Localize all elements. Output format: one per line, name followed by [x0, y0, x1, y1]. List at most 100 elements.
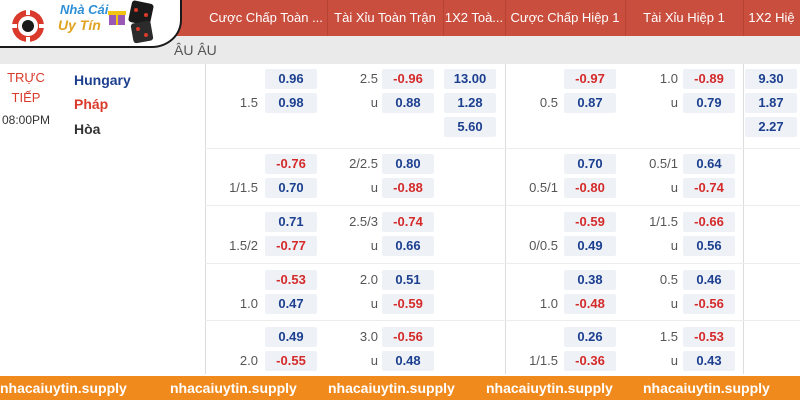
odds-h1-handicap-home[interactable]: -0.97	[564, 69, 616, 89]
odds-h1-over[interactable]: 0.46	[683, 270, 735, 290]
dice-icon	[128, 0, 154, 44]
odds-h1-under[interactable]: 0.56	[683, 236, 735, 256]
odds-h1-under[interactable]: -0.74	[683, 178, 735, 198]
team-home: Hungary	[74, 72, 131, 88]
odds-under[interactable]: 0.48	[382, 351, 434, 371]
live-status-line1: TRỰC	[7, 70, 45, 85]
site-logo: Nhà Cái Uy Tín	[0, 0, 182, 48]
under-label: u	[370, 180, 378, 195]
header-handicap-half1[interactable]: Cược Chấp Hiệp 1	[510, 10, 620, 25]
footer-watermark-bar: nhacaiuytin.supply nhacaiuytin.supply nh…	[0, 376, 800, 400]
team-away: Pháp	[74, 96, 109, 112]
odds-over[interactable]: -0.74	[382, 212, 434, 232]
odds-under[interactable]: 0.66	[382, 236, 434, 256]
odds-1x2-draw[interactable]: 5.60	[444, 117, 496, 137]
odds-h1-handicap-home[interactable]: 0.70	[564, 154, 616, 174]
odds-under[interactable]: -0.59	[382, 294, 434, 314]
odds-handicap-home[interactable]: 0.71	[265, 212, 317, 232]
footer-watermark: nhacaiuytin.supply	[170, 380, 297, 396]
odds-h1-under[interactable]: 0.79	[683, 93, 735, 113]
odds-h1-1x2-home[interactable]: 9.30	[745, 69, 797, 89]
h1-handicap-line: 0.5/1	[529, 180, 558, 195]
live-status-line2: TIẾP	[11, 90, 41, 105]
odds-h1-handicap-home[interactable]: -0.59	[564, 212, 616, 232]
h1-overunder-line: 1.5	[659, 329, 678, 344]
odds-over[interactable]: 0.51	[382, 270, 434, 290]
overunder-line: 2.5/3	[349, 214, 378, 229]
h1-under-label: u	[670, 95, 678, 110]
odds-over[interactable]: -0.56	[382, 327, 434, 347]
odds-handicap-home[interactable]: -0.76	[265, 154, 317, 174]
odds-handicap-home[interactable]: 0.96	[265, 69, 317, 89]
odds-h1-under[interactable]: 0.43	[683, 351, 735, 371]
handicap-line: 2.0	[239, 353, 258, 368]
overunder-line: 3.0	[359, 329, 378, 344]
under-label: u	[370, 296, 378, 311]
logo-text-line2: Uy Tín	[58, 17, 101, 33]
overunder-line: 2/2.5	[349, 156, 378, 171]
h1-handicap-line: 0.5	[539, 95, 558, 110]
overunder-line: 2.0	[359, 272, 378, 287]
h1-handicap-line: 1.0	[539, 296, 558, 311]
odds-h1-handicap-away[interactable]: -0.48	[564, 294, 616, 314]
odds-h1-handicap-away[interactable]: -0.80	[564, 178, 616, 198]
odds-h1-handicap-away[interactable]: 0.87	[564, 93, 616, 113]
odds-h1-1x2-draw[interactable]: 2.27	[745, 117, 797, 137]
odds-handicap-away[interactable]: 0.70	[265, 178, 317, 198]
odds-h1-over[interactable]: -0.89	[683, 69, 735, 89]
header-1x2-half1[interactable]: 1X2 Hiệ	[748, 10, 795, 25]
match-time: 08:00PM	[1, 113, 51, 127]
odds-handicap-away[interactable]: 0.47	[265, 294, 317, 314]
header-overunder-half1[interactable]: Tài Xỉu Hiệp 1	[643, 10, 725, 25]
odds-h1-1x2-away[interactable]: 1.87	[745, 93, 797, 113]
h1-overunder-line: 0.5/1	[649, 156, 678, 171]
odds-handicap-away[interactable]: -0.55	[265, 351, 317, 371]
logo-text-line1: Nhà Cái	[60, 2, 109, 17]
odds-over[interactable]: -0.96	[382, 69, 434, 89]
h1-overunder-line: 1.0	[659, 71, 678, 86]
odds-handicap-home[interactable]: -0.53	[265, 270, 317, 290]
h1-under-label: u	[670, 296, 678, 311]
odds-h1-handicap-away[interactable]: 0.49	[564, 236, 616, 256]
league-label: ÂU ÂU	[174, 42, 217, 58]
header-handicap-fulltime[interactable]: Cược Chấp Toàn ...	[209, 10, 323, 25]
casino-chip-icon	[11, 9, 45, 43]
handicap-line: 1/1.5	[229, 180, 258, 195]
h1-overunder-line: 0.5	[659, 272, 678, 287]
odds-h1-under[interactable]: -0.56	[683, 294, 735, 314]
odds-1x2-away[interactable]: 1.28	[444, 93, 496, 113]
odds-under[interactable]: -0.88	[382, 178, 434, 198]
footer-watermark: nhacaiuytin.supply	[486, 380, 613, 396]
h1-overunder-line: 1/1.5	[649, 214, 678, 229]
odds-h1-handicap-home[interactable]: 0.38	[564, 270, 616, 290]
under-label: u	[370, 238, 378, 253]
odds-h1-over[interactable]: -0.53	[683, 327, 735, 347]
team-draw: Hòa	[74, 121, 101, 137]
header-overunder-fulltime[interactable]: Tài Xỉu Toàn Trận	[334, 10, 436, 25]
odds-h1-over[interactable]: -0.66	[683, 212, 735, 232]
overunder-line: 2.5	[359, 71, 378, 86]
odds-handicap-away[interactable]: 0.98	[265, 93, 317, 113]
odds-h1-over[interactable]: 0.64	[683, 154, 735, 174]
h1-under-label: u	[670, 353, 678, 368]
handicap-line: 1.5	[239, 95, 258, 110]
odds-handicap-home[interactable]: 0.49	[265, 327, 317, 347]
handicap-line: 1.0	[239, 296, 258, 311]
odds-under[interactable]: 0.88	[382, 93, 434, 113]
under-label: u	[370, 353, 378, 368]
h1-handicap-line: 1/1.5	[529, 353, 558, 368]
header-1x2-fulltime[interactable]: 1X2 Toà...	[444, 10, 504, 25]
h1-under-label: u	[670, 238, 678, 253]
odds-1x2-home[interactable]: 13.00	[444, 69, 496, 89]
footer-watermark: nhacaiuytin.supply	[328, 380, 455, 396]
odds-over[interactable]: 0.80	[382, 154, 434, 174]
handicap-line: 1.5/2	[229, 238, 258, 253]
odds-h1-handicap-home[interactable]: 0.26	[564, 327, 616, 347]
h1-under-label: u	[670, 180, 678, 195]
odds-h1-handicap-away[interactable]: -0.36	[564, 351, 616, 371]
footer-watermark: nhacaiuytin.supply	[0, 380, 127, 396]
h1-handicap-line: 0/0.5	[529, 238, 558, 253]
odds-handicap-away[interactable]: -0.77	[265, 236, 317, 256]
footer-watermark: nhacaiuytin.supply	[643, 380, 770, 396]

▶ [The request]: Output every row above as a Markdown table with the columns Number and Entry, giving each row its number and dropping any blank lines. Omit the pictures from the table.

▶ [Answer to this exercise]:
| Number | Entry |
|---|---|
| 1 | Localize all elements. Output format: one per line, name followed by [x0, y0, x1, y1]. List at most 100 elements. |
| 2 | odds-h1-handicap-home[interactable]: -0.97	[564, 69, 616, 89] |
| 3 | odds-h1-over[interactable]: 0.46	[683, 270, 735, 290] |
| 4 | dice-icon	[128, 0, 154, 44] |
| 5 | odds-h1-under[interactable]: 0.56	[683, 236, 735, 256] |
| 6 | odds-h1-under[interactable]: -0.74	[683, 178, 735, 198] |
| 7 | team-home: Hungary	[74, 72, 131, 88] |
| 8 | odds-under[interactable]: 0.48	[382, 351, 434, 371] |
| 9 | live-status-line1: TRỰC	[7, 70, 45, 85] |
| 10 | site-logo: Nhà Cái Uy Tín	[0, 0, 182, 48] |
| 11 | under-label: u	[370, 180, 378, 195] |
| 12 | header-handicap-half1[interactable]: Cược Chấp Hiệp 1	[510, 10, 620, 25] |
| 13 | footer-watermark-bar: nhacaiuytin.supply nhacaiuytin.supply nh…	[0, 376, 800, 400] |
| 14 | team-away: Pháp	[74, 96, 109, 112] |
| 15 | odds-over[interactable]: -0.74	[382, 212, 434, 232] |
| 16 | odds-under[interactable]: 0.66	[382, 236, 434, 256] |
| 17 | odds-1x2-draw[interactable]: 5.60	[444, 117, 496, 137] |
| 18 | odds-h1-handicap-home[interactable]: 0.70	[564, 154, 616, 174] |
| 19 | odds-under[interactable]: -0.59	[382, 294, 434, 314] |
| 20 | odds-handicap-home[interactable]: 0.71	[265, 212, 317, 232] |
| 21 | footer-watermark: nhacaiuytin.supply	[170, 380, 297, 396] |
| 22 | odds-h1-under[interactable]: 0.79	[683, 93, 735, 113] |
| 23 | odds-h1-1x2-home[interactable]: 9.30	[745, 69, 797, 89] |
| 24 | h1-handicap-line: 0.5/1	[529, 180, 558, 195] |
| 25 | live-status-line2: TIẾP	[11, 90, 41, 105] |
| 26 | odds-h1-handicap-home[interactable]: -0.59	[564, 212, 616, 232] |
| 27 | h1-overunder-line: 1.5	[659, 329, 678, 344] |
| 28 | odds-over[interactable]: 0.51	[382, 270, 434, 290] |
| 29 | overunder-line: 2.5/3	[349, 214, 378, 229] |
| 30 | h1-under-label: u	[670, 95, 678, 110] |
| 31 | odds-over[interactable]: -0.56	[382, 327, 434, 347] |
| 32 | odds-handicap-home[interactable]: -0.76	[265, 154, 317, 174] |
| 33 | odds-handicap-home[interactable]: 0.96	[265, 69, 317, 89] |
| 34 | odds-h1-under[interactable]: 0.43	[683, 351, 735, 371] |
| 35 | handicap-line: 2.0	[239, 353, 258, 368] |
| 36 | overunder-line: 3.0	[359, 329, 378, 344] |
| 37 | under-label: u	[370, 296, 378, 311] |
| 38 | logo-text-line2: Uy Tín	[58, 17, 101, 33] |
| 39 | overunder-line: 2/2.5	[349, 156, 378, 171] |
| 40 | h1-handicap-line: 0.5	[539, 95, 558, 110] |
| 41 | overunder-line: 2.0	[359, 272, 378, 287] |
| 42 | h1-handicap-line: 1.0	[539, 296, 558, 311] |
| 43 | odds-h1-handicap-away[interactable]: -0.48	[564, 294, 616, 314] |
| 44 | odds-h1-handicap-away[interactable]: -0.80	[564, 178, 616, 198] |
| 45 | odds-h1-handicap-away[interactable]: 0.87	[564, 93, 616, 113] |
| 46 | odds-h1-1x2-draw[interactable]: 2.27	[745, 117, 797, 137] |
| 47 | odds-handicap-away[interactable]: 0.70	[265, 178, 317, 198] |
| 48 | odds-h1-over[interactable]: -0.89	[683, 69, 735, 89] |
| 49 | header-1x2-half1[interactable]: 1X2 Hiệ	[748, 10, 795, 25] |
| 50 | match-time: 08:00PM	[1, 113, 51, 127] |
| 51 | odds-handicap-away[interactable]: 0.47	[265, 294, 317, 314] |
| 52 | header-overunder-half1[interactable]: Tài Xỉu Hiệp 1	[643, 10, 725, 25] |
| 53 | odds-h1-1x2-away[interactable]: 1.87	[745, 93, 797, 113] |
| 54 | h1-overunder-line: 0.5/1	[649, 156, 678, 171] |
| 55 | odds-handicap-away[interactable]: -0.55	[265, 351, 317, 371] |
| 56 | logo-text-line1: Nhà Cái	[60, 2, 109, 17] |
| 57 | odds-over[interactable]: -0.96	[382, 69, 434, 89] |
| 58 | h1-overunder-line: 1.0	[659, 71, 678, 86] |
| 59 | odds-handicap-home[interactable]: -0.53	[265, 270, 317, 290] |
| 60 | h1-under-label: u	[670, 296, 678, 311] |
| 61 | odds-h1-handicap-away[interactable]: 0.49	[564, 236, 616, 256] |
| 62 | league-label: ÂU ÂU	[174, 42, 217, 58] |
| 63 | header-handicap-fulltime[interactable]: Cược Chấp Toàn ...	[209, 10, 323, 25] |
| 64 | casino-chip-icon	[11, 9, 45, 43] |
| 65 | handicap-line: 1/1.5	[229, 180, 258, 195] |
| 66 | h1-overunder-line: 0.5	[659, 272, 678, 287] |
| 67 | odds-h1-under[interactable]: -0.56	[683, 294, 735, 314] |
| 68 | odds-1x2-away[interactable]: 1.28	[444, 93, 496, 113] |
| 69 | odds-under[interactable]: -0.88	[382, 178, 434, 198] |
| 70 | footer-watermark: nhacaiuytin.supply	[486, 380, 613, 396] |
| 71 | h1-overunder-line: 1/1.5	[649, 214, 678, 229] |
| 72 | odds-h1-handicap-home[interactable]: 0.38	[564, 270, 616, 290] |
| 73 | under-label: u	[370, 238, 378, 253] |
| 74 | odds-h1-over[interactable]: -0.53	[683, 327, 735, 347] |
| 75 | team-draw: Hòa	[74, 121, 101, 137] |
| 76 | header-overunder-fulltime[interactable]: Tài Xỉu Toàn Trận	[334, 10, 436, 25] |
| 77 | odds-h1-over[interactable]: -0.66	[683, 212, 735, 232] |
| 78 | overunder-line: 2.5	[359, 71, 378, 86] |
| 79 | odds-handicap-away[interactable]: 0.98	[265, 93, 317, 113] |
| 80 | odds-h1-over[interactable]: 0.64	[683, 154, 735, 174] |
| 81 | h1-under-label: u	[670, 353, 678, 368] |
| 82 | handicap-line: 1.5	[239, 95, 258, 110] |
| 83 | odds-handicap-home[interactable]: 0.49	[265, 327, 317, 347] |
| 84 | handicap-line: 1.0	[239, 296, 258, 311] |
| 85 | odds-under[interactable]: 0.88	[382, 93, 434, 113] |
| 86 | under-label: u	[370, 353, 378, 368] |
| 87 | h1-handicap-line: 1/1.5	[529, 353, 558, 368] |
| 88 | header-1x2-fulltime[interactable]: 1X2 Toà...	[444, 10, 504, 25] |
| 89 | h1-under-label: u	[670, 238, 678, 253] |
| 90 | odds-1x2-home[interactable]: 13.00	[444, 69, 496, 89] |
| 91 | footer-watermark: nhacaiuytin.supply	[328, 380, 455, 396] |
| 92 | odds-over[interactable]: 0.80	[382, 154, 434, 174] |
| 93 | handicap-line: 1.5/2	[229, 238, 258, 253] |
| 94 | odds-h1-handicap-home[interactable]: 0.26	[564, 327, 616, 347] |
| 95 | h1-under-label: u	[670, 180, 678, 195] |
| 96 | odds-h1-handicap-away[interactable]: -0.36	[564, 351, 616, 371] |
| 97 | footer-watermark: nhacaiuytin.supply	[0, 380, 127, 396] |
| 98 | h1-handicap-line: 0/0.5	[529, 238, 558, 253] |
| 99 | odds-handicap-away[interactable]: -0.77	[265, 236, 317, 256] |
| 100 | footer-watermark: nhacaiuytin.supply	[643, 380, 770, 396] |